→ **What to produce**
Copy the entries word for word, from the very beginning through the line that contains "point xyxy=(853,1086,876,1109)", including that line.

══════════

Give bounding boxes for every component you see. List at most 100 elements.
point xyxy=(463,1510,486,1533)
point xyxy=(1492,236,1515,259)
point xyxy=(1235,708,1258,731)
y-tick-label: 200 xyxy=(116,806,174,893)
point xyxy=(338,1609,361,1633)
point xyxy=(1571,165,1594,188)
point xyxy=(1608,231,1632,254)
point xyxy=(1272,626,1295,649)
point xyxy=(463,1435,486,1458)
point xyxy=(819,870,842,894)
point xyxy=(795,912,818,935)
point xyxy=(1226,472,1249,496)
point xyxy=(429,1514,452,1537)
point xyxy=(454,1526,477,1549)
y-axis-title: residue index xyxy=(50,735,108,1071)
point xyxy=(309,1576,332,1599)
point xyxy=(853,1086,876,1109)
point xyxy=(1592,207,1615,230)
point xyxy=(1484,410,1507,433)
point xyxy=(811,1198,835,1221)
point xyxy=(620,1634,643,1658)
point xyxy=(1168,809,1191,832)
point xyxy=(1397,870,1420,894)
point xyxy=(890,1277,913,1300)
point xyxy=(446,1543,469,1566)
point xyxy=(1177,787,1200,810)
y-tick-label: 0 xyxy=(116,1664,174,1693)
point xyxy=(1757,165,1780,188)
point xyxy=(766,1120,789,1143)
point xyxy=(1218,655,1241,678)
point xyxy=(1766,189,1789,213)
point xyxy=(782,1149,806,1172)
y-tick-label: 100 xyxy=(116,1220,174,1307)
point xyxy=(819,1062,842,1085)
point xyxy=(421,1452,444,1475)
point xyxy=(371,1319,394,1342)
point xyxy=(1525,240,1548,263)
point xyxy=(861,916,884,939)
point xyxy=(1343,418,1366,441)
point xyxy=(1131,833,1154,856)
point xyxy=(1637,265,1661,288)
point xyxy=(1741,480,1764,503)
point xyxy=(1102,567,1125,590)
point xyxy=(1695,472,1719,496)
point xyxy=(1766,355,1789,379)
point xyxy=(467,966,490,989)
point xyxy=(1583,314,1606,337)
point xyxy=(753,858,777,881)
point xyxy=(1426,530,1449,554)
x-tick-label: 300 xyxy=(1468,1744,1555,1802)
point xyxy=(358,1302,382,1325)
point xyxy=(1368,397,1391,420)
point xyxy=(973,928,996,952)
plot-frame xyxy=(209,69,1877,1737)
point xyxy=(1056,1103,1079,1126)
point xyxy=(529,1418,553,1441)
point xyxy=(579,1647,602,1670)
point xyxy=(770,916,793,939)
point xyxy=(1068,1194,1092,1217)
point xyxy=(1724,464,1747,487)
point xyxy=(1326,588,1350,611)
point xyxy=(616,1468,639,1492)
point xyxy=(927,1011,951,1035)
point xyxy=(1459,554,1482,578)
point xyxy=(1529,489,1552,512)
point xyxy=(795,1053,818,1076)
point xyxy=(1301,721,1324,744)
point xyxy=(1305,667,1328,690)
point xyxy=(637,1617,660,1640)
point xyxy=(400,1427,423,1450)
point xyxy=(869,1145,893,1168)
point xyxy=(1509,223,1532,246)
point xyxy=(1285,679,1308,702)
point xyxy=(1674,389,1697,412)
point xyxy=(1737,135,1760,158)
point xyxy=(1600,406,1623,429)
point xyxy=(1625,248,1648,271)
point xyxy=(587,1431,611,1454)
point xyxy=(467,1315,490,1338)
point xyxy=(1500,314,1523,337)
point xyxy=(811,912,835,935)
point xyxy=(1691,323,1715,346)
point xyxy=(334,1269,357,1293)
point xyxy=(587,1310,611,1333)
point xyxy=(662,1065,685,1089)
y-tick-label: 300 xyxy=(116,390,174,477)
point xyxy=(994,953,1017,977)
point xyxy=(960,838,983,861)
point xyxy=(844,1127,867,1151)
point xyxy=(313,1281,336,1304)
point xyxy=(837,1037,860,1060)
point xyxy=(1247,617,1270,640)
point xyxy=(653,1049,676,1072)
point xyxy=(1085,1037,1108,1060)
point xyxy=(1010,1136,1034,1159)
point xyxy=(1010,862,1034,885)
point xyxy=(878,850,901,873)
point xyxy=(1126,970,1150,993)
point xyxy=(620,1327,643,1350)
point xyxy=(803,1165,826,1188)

══════════

→ **Task response**
Give bounding boxes for every component you see. List at most 100 elements.
point xyxy=(463,1510,486,1533)
point xyxy=(1492,236,1515,259)
point xyxy=(1235,708,1258,731)
y-tick-label: 200 xyxy=(116,806,174,893)
point xyxy=(338,1609,361,1633)
point xyxy=(1571,165,1594,188)
point xyxy=(1608,231,1632,254)
point xyxy=(1272,626,1295,649)
point xyxy=(463,1435,486,1458)
point xyxy=(819,870,842,894)
point xyxy=(795,912,818,935)
point xyxy=(1226,472,1249,496)
point xyxy=(429,1514,452,1537)
point xyxy=(454,1526,477,1549)
y-axis-title: residue index xyxy=(50,735,108,1071)
point xyxy=(309,1576,332,1599)
point xyxy=(853,1086,876,1109)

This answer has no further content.